Stored data entries:
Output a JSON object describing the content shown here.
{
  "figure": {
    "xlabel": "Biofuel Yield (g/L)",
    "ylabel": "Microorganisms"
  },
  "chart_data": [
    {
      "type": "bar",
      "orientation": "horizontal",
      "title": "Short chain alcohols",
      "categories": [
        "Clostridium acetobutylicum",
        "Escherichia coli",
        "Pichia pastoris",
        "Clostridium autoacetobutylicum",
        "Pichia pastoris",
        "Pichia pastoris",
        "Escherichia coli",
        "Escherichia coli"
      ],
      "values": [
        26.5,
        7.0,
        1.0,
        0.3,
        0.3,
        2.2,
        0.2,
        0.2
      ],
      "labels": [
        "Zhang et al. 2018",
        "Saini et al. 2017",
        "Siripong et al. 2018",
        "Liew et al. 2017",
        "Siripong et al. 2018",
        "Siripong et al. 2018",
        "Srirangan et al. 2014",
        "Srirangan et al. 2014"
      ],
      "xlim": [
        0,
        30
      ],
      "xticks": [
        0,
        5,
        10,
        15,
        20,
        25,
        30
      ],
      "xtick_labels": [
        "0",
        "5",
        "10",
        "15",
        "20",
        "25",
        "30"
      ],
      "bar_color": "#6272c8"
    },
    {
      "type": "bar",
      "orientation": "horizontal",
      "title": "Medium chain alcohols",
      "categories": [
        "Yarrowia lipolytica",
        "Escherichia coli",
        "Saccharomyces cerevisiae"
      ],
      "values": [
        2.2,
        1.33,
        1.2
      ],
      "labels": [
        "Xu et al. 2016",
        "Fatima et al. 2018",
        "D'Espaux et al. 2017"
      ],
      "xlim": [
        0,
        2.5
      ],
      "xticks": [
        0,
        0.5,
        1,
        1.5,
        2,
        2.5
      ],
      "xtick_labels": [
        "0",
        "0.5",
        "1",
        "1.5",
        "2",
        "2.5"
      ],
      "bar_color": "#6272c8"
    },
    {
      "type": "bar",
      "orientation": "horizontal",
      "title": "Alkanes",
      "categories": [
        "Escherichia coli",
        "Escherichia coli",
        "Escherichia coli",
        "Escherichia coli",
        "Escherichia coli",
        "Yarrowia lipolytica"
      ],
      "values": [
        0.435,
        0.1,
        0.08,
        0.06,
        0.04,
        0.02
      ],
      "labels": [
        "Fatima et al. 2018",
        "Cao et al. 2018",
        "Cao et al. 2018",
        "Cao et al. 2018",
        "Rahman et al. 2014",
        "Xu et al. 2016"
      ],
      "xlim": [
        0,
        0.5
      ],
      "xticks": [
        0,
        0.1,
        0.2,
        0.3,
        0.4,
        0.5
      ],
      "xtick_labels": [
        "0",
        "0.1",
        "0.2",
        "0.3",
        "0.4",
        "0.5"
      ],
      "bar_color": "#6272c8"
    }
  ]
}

* **Problem to work on**
What is the number of lines in the data that hold the string "chain"? Answer with the number only.

* **Task answer**
2